-- START OF Material shown --

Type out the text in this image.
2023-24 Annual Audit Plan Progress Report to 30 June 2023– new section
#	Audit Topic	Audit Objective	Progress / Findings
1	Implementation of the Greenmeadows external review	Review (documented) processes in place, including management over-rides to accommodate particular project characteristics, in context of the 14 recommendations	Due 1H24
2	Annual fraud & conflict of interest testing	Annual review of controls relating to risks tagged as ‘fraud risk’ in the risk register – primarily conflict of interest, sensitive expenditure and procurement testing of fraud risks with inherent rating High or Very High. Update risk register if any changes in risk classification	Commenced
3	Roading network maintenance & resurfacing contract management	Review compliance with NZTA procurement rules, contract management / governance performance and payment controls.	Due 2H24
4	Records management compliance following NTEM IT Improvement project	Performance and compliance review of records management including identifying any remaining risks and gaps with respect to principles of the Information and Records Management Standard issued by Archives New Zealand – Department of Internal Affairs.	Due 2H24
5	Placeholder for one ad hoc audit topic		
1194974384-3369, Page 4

-- END OF Material shown --
-- START OF Material shown --

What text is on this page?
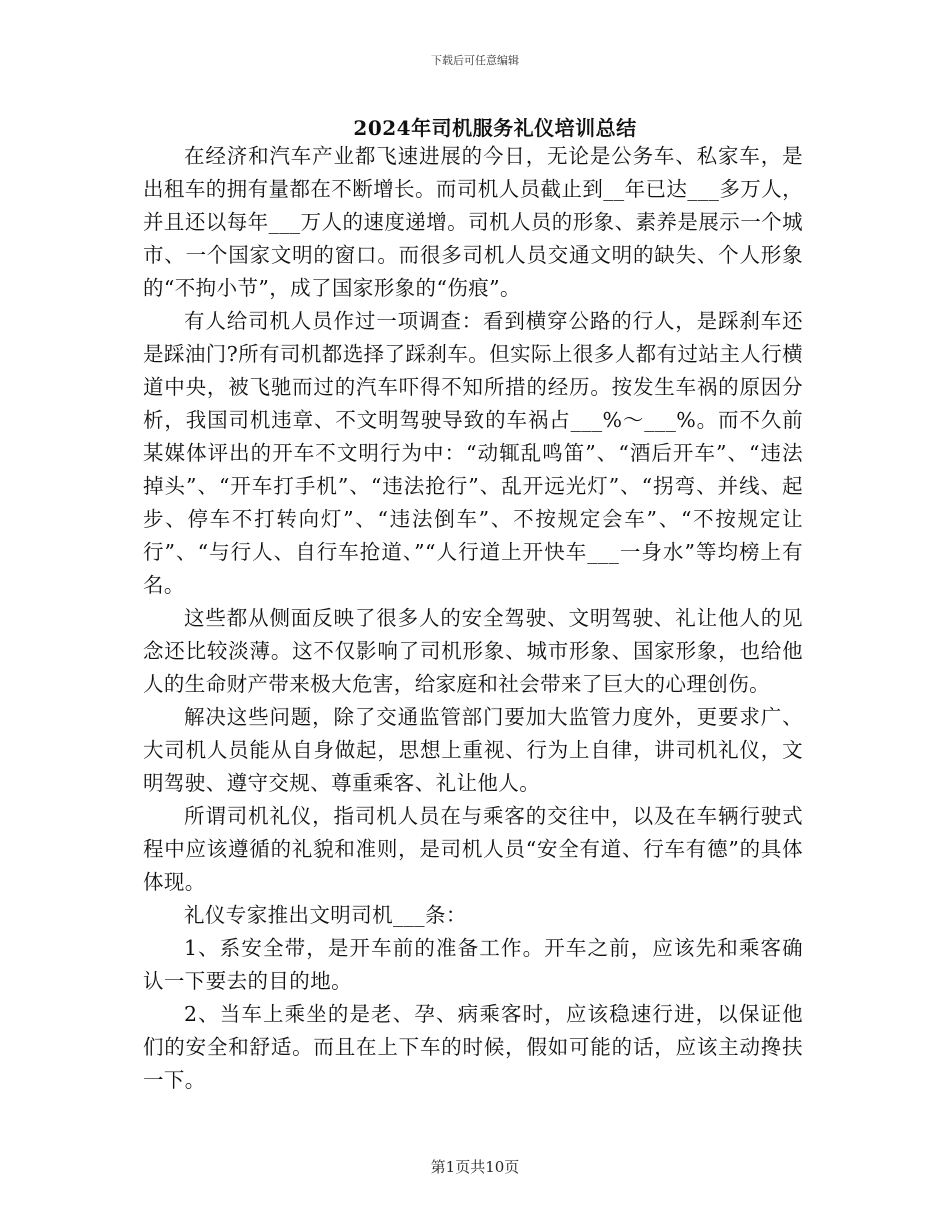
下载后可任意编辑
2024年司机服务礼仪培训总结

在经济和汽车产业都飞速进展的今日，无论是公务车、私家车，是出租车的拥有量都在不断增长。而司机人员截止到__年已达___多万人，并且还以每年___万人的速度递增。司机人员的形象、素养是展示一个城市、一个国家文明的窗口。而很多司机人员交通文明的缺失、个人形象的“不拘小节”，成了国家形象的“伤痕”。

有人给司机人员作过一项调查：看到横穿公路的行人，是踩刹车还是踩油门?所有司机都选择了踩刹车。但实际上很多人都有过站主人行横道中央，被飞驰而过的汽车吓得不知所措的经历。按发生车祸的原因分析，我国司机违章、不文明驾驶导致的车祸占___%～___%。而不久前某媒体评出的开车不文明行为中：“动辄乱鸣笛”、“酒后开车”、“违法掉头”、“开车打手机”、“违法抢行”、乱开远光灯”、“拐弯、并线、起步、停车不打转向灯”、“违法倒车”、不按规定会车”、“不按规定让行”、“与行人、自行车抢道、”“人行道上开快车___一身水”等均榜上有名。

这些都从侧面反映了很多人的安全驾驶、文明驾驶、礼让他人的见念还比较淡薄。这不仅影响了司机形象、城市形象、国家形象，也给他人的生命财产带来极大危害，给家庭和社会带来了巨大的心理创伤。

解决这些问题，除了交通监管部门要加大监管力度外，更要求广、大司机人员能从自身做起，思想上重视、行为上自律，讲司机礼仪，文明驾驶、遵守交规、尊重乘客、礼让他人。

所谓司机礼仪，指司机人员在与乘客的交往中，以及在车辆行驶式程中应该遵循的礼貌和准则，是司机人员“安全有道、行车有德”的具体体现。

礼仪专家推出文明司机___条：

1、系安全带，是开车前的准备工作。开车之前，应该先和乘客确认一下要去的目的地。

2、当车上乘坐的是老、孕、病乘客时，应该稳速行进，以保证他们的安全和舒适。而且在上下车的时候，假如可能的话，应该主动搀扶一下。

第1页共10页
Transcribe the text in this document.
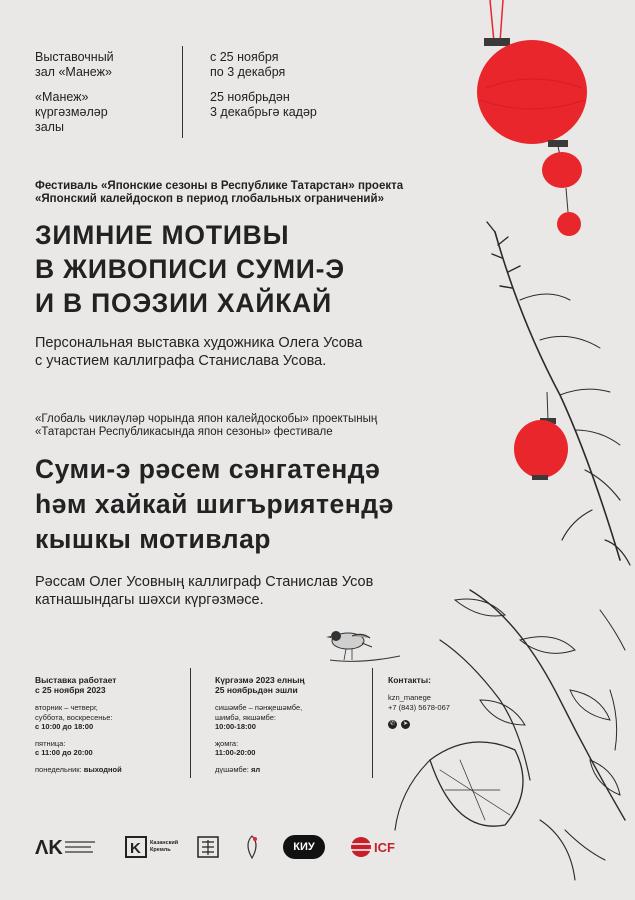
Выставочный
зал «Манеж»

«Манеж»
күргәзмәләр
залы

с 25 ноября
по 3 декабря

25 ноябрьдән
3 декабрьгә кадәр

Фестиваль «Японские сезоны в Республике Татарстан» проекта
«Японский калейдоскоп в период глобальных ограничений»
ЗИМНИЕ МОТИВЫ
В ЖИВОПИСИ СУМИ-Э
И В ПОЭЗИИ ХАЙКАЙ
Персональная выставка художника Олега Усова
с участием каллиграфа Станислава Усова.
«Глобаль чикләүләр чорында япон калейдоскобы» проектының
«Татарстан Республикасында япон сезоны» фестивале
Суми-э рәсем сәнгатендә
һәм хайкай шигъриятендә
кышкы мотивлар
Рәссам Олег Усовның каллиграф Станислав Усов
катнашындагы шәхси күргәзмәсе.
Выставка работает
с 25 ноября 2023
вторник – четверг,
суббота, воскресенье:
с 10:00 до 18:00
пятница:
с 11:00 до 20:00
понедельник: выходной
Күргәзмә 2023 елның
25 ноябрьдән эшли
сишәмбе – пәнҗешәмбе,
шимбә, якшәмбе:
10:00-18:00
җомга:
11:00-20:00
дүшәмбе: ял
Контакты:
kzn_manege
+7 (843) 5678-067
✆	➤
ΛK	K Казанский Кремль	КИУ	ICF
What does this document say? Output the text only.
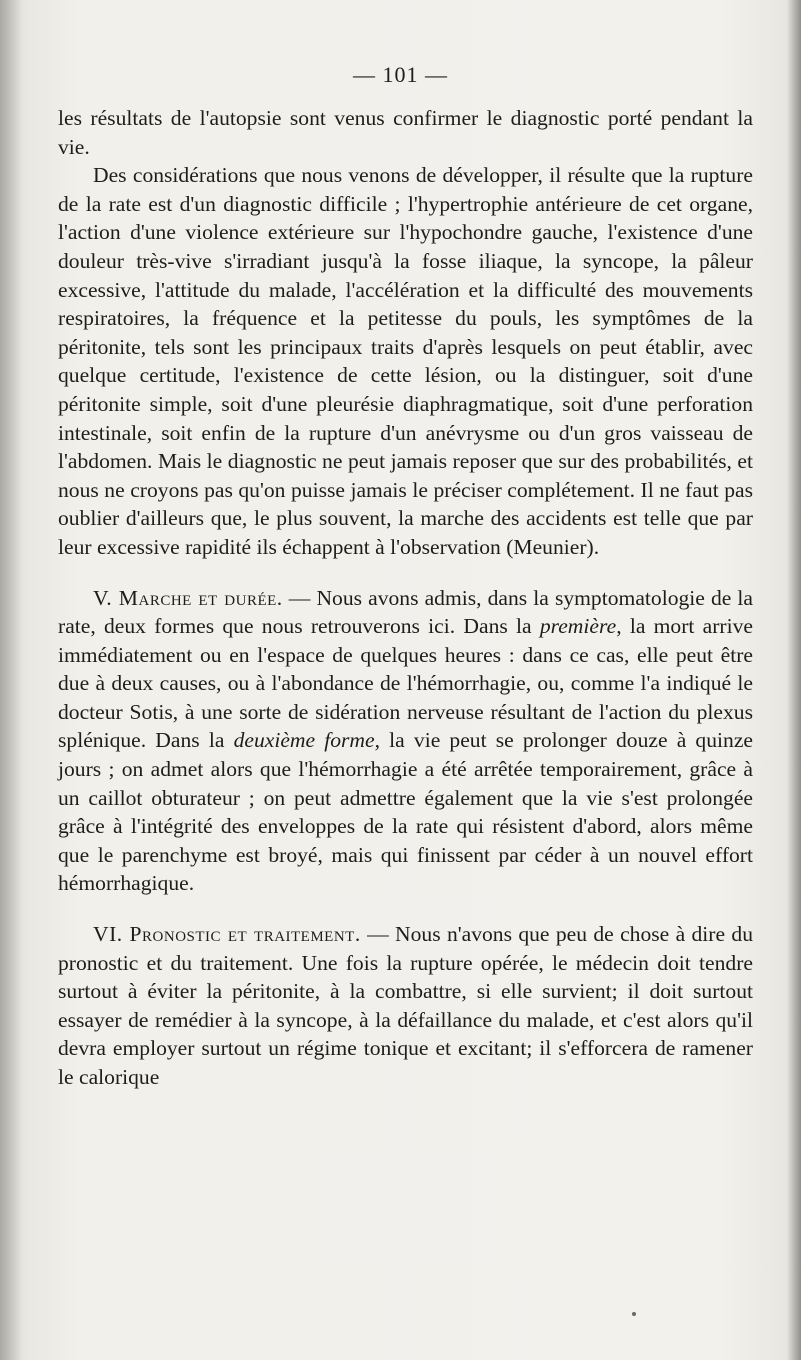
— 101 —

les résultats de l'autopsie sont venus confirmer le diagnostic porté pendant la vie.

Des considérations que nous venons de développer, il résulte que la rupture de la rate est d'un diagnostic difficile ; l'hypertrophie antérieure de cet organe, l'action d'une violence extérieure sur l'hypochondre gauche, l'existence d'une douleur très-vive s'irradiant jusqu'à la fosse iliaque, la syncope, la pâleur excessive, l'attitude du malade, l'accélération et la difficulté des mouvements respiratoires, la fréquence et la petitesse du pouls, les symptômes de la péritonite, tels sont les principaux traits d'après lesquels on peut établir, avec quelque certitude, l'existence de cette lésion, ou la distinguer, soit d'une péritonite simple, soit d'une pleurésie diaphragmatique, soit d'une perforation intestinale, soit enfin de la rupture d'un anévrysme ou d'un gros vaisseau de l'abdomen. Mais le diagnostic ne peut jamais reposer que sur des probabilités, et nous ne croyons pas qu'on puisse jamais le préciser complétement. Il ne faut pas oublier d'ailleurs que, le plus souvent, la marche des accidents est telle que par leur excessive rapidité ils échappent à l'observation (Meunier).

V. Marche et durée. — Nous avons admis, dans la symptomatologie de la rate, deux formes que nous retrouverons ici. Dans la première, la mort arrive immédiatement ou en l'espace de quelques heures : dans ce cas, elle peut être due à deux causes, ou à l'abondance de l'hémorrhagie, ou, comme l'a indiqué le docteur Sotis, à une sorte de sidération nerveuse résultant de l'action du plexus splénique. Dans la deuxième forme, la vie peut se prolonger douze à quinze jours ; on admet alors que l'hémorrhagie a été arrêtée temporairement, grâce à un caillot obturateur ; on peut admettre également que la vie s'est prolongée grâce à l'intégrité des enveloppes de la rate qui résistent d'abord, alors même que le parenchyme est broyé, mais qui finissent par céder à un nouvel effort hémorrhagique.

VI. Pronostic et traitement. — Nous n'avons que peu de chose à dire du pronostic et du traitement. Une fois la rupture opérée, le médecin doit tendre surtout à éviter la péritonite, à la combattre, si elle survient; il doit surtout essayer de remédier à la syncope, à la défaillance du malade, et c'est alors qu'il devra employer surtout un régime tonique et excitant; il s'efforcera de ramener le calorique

-- END OF Material shown --
-- START OF Material shown --

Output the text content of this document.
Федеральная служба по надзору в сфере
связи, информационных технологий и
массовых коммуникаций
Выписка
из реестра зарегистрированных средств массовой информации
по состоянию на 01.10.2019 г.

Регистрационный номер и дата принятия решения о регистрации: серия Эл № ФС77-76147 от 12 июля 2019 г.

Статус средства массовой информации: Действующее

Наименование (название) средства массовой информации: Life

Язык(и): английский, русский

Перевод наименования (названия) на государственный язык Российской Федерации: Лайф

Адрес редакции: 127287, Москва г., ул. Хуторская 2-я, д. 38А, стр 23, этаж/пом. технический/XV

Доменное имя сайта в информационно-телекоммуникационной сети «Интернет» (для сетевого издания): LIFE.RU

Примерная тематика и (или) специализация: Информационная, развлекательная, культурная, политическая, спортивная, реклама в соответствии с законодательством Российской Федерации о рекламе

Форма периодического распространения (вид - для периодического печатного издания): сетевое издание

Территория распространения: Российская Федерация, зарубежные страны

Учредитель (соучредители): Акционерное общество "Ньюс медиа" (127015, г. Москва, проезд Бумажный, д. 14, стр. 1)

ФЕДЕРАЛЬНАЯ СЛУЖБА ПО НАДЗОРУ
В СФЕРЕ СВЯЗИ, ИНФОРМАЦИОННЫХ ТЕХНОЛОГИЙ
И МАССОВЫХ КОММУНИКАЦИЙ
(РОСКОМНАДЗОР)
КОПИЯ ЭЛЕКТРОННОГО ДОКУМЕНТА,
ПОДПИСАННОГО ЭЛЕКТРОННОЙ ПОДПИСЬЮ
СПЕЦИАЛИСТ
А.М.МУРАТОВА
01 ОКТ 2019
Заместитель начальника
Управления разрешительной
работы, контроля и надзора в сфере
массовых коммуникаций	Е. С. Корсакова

-- END OF Material shown --

Exercise requirements: Search the records for the string "this" and return every line in which it occurs.

Answer below:
Type out the text in this image.
What text is on this page?
Transcribe the text in this document.
What does this document say? Output the text only.
Output the text content of this document.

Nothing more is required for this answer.